Copy each line where the word "高二统考学业考试" occurs.

==== STORED DATA

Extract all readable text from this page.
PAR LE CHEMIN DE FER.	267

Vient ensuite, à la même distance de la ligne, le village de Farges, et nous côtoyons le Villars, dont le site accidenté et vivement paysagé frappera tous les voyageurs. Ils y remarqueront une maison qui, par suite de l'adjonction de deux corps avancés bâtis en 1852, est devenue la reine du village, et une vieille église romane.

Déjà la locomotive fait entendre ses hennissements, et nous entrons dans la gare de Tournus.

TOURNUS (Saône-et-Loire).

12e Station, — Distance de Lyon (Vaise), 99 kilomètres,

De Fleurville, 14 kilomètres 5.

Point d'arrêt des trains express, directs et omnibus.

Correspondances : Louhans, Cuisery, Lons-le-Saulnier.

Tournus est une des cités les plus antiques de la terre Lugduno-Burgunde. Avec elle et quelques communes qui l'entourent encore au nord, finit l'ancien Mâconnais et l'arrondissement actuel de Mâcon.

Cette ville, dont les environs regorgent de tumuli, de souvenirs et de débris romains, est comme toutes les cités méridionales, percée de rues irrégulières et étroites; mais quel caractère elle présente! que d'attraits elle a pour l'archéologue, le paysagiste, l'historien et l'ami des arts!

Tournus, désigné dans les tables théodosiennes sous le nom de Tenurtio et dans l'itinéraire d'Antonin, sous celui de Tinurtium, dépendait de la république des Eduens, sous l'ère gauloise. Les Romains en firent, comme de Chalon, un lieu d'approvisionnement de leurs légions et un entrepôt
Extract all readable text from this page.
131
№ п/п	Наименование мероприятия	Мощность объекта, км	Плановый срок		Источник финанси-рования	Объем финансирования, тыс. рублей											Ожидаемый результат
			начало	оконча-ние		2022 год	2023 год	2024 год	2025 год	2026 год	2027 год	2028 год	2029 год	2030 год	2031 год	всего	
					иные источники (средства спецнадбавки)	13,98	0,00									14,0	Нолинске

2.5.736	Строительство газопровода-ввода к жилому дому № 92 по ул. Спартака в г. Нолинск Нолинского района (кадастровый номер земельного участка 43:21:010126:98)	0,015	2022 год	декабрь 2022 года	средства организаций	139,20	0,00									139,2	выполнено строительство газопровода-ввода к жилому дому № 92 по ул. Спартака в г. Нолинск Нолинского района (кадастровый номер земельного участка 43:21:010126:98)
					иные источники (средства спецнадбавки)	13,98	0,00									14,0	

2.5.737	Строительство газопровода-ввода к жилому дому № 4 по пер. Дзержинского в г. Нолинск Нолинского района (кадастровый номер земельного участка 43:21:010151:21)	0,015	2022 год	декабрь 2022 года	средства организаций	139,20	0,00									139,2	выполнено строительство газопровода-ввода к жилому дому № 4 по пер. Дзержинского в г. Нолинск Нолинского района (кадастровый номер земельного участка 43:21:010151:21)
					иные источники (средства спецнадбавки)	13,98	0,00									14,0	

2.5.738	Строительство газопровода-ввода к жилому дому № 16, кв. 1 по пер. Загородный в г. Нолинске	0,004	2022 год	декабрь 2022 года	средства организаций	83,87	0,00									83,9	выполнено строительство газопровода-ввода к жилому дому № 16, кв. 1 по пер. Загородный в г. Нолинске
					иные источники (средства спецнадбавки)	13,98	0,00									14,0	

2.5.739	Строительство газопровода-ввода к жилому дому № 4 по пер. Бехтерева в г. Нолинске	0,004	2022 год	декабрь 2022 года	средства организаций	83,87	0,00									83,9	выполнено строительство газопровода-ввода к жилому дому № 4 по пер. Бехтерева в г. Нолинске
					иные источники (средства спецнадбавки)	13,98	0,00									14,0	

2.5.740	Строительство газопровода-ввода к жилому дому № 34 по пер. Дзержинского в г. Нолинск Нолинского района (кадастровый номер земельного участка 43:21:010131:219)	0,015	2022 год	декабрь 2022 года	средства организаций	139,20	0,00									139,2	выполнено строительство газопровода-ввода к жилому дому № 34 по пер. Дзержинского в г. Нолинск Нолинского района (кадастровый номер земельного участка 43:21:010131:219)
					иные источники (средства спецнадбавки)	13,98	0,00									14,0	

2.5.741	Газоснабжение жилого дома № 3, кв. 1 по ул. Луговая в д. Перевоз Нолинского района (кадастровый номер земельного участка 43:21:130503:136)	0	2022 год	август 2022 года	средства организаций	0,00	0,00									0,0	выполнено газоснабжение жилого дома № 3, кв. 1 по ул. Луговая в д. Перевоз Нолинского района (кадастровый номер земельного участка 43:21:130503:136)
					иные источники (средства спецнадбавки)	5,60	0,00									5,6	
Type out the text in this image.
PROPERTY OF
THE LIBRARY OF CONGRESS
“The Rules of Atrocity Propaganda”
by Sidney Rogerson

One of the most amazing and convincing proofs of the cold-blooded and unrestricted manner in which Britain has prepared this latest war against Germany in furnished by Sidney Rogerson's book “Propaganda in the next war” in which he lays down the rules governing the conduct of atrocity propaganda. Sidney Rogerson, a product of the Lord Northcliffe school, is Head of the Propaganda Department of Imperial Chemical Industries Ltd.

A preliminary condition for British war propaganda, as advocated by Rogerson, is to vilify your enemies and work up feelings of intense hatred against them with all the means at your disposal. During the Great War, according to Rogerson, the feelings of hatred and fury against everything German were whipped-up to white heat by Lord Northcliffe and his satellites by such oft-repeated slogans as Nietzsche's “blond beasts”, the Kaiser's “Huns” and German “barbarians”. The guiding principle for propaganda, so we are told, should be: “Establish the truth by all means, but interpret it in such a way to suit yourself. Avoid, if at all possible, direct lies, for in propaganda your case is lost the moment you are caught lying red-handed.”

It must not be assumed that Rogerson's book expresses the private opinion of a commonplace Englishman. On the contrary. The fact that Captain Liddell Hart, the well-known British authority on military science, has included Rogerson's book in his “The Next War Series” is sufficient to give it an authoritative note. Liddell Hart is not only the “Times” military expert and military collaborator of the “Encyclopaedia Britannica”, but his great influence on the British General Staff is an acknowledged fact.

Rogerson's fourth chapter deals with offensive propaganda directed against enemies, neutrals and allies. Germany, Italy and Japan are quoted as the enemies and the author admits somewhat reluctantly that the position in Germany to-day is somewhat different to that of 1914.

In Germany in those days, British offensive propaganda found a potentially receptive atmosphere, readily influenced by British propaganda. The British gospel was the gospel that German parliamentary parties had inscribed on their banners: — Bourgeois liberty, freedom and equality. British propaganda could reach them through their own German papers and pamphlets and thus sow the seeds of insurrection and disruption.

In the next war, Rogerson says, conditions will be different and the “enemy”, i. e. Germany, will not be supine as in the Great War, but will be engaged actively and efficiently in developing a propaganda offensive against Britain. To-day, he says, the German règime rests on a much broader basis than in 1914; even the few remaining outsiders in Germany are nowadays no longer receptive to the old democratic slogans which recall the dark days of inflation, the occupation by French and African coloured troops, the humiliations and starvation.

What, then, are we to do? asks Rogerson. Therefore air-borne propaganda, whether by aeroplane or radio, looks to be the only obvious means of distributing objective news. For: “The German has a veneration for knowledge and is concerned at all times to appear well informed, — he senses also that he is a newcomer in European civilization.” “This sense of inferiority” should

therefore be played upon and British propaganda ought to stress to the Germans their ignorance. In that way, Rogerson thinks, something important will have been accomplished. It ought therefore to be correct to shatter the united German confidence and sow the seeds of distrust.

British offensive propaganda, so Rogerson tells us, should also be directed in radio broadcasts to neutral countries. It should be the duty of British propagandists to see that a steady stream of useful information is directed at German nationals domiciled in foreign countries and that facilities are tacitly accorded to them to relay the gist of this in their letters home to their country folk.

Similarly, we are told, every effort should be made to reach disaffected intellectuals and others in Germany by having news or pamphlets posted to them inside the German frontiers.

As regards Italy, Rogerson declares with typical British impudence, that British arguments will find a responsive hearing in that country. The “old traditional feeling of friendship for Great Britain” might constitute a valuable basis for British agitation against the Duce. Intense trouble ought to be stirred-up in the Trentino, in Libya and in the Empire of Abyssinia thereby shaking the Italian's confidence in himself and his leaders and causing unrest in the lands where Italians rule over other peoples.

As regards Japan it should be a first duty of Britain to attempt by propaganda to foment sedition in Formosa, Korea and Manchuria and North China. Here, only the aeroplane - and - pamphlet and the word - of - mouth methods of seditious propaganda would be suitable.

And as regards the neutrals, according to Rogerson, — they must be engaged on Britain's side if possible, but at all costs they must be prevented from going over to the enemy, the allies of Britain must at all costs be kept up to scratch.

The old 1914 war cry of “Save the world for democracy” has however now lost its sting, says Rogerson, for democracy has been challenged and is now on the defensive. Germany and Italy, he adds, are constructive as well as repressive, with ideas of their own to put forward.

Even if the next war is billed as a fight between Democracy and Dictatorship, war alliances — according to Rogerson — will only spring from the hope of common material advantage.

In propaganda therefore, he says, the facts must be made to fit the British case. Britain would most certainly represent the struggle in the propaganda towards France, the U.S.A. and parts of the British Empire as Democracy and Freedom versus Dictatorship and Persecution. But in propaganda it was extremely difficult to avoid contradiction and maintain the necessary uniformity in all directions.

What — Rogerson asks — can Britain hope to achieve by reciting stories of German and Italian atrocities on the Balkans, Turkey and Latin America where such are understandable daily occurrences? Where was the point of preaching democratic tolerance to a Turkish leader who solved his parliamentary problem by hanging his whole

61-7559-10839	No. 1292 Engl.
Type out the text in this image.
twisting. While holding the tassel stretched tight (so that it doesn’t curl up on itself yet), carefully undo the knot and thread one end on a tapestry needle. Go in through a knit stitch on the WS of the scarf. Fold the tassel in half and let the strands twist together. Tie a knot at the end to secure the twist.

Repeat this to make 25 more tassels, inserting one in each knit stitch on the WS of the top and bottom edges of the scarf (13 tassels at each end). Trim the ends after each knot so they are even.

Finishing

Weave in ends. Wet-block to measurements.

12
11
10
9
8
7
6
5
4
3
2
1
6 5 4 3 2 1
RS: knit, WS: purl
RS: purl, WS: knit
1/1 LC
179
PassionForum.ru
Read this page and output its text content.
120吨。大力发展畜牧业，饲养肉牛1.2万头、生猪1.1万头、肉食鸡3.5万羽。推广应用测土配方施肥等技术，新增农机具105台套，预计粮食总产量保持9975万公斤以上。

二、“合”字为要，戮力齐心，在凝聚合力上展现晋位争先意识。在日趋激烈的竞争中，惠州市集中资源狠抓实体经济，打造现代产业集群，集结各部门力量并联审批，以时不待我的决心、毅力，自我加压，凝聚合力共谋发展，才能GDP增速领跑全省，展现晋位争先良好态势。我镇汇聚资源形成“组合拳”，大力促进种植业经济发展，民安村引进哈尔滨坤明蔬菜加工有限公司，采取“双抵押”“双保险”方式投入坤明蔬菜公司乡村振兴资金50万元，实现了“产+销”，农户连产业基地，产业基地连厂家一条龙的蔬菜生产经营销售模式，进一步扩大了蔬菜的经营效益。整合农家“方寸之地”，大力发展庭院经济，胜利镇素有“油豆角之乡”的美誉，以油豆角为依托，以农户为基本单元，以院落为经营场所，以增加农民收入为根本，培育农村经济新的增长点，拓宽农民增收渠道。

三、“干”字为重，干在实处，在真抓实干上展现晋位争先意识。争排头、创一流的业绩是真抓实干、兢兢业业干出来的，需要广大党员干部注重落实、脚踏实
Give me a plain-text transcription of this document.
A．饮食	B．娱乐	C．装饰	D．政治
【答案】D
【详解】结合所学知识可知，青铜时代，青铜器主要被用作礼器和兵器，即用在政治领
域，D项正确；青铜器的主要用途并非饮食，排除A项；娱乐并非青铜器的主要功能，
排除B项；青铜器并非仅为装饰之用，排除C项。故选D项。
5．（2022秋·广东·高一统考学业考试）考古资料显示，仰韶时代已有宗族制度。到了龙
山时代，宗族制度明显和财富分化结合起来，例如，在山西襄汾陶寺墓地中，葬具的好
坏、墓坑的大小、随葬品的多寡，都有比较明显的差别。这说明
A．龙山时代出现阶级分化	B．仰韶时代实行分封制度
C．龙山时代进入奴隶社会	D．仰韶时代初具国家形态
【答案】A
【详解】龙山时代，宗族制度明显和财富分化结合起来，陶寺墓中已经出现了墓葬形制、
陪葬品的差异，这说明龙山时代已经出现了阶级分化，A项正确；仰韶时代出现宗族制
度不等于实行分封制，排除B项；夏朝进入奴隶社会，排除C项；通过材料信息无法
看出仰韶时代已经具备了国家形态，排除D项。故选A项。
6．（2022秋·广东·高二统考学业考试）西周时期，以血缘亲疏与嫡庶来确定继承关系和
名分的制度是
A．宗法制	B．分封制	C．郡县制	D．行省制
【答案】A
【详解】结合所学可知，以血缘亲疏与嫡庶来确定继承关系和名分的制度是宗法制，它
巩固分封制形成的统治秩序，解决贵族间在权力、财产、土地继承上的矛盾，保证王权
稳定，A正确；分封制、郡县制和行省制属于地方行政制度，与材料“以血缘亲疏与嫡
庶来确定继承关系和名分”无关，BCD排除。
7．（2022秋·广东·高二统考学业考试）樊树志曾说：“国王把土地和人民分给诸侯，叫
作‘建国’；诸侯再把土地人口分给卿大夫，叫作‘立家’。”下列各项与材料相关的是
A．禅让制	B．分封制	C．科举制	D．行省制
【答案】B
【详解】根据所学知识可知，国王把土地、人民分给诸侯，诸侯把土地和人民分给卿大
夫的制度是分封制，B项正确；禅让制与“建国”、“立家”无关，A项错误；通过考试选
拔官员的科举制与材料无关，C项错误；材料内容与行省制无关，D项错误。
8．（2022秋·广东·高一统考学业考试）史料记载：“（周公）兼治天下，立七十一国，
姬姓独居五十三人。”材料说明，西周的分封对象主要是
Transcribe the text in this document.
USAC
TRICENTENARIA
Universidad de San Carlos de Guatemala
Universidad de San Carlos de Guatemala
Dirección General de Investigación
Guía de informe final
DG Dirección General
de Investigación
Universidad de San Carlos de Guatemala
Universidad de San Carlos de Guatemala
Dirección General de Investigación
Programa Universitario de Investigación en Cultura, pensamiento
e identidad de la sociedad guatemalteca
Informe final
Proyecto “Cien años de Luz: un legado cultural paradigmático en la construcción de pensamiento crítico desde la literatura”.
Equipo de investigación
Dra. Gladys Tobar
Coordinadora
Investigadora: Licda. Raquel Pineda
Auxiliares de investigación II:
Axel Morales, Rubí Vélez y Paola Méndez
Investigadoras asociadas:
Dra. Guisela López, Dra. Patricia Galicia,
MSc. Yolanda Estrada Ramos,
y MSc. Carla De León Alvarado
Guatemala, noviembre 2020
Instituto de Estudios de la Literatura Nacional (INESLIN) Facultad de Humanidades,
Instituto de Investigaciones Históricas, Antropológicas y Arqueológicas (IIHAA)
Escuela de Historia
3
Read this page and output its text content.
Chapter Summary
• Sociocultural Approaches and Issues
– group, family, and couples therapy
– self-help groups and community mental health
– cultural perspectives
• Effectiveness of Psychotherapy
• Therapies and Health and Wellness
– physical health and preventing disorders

========

• SOLVED EXERCISE:
6．（2022秋·广东·高二统考学业考试）西周时期，以血缘亲疏与嫡庶来确定继承关系和
7．（2022秋·广东·高二统考学业考试）樊树志曾说：“国王把土地和人民分给诸侯，叫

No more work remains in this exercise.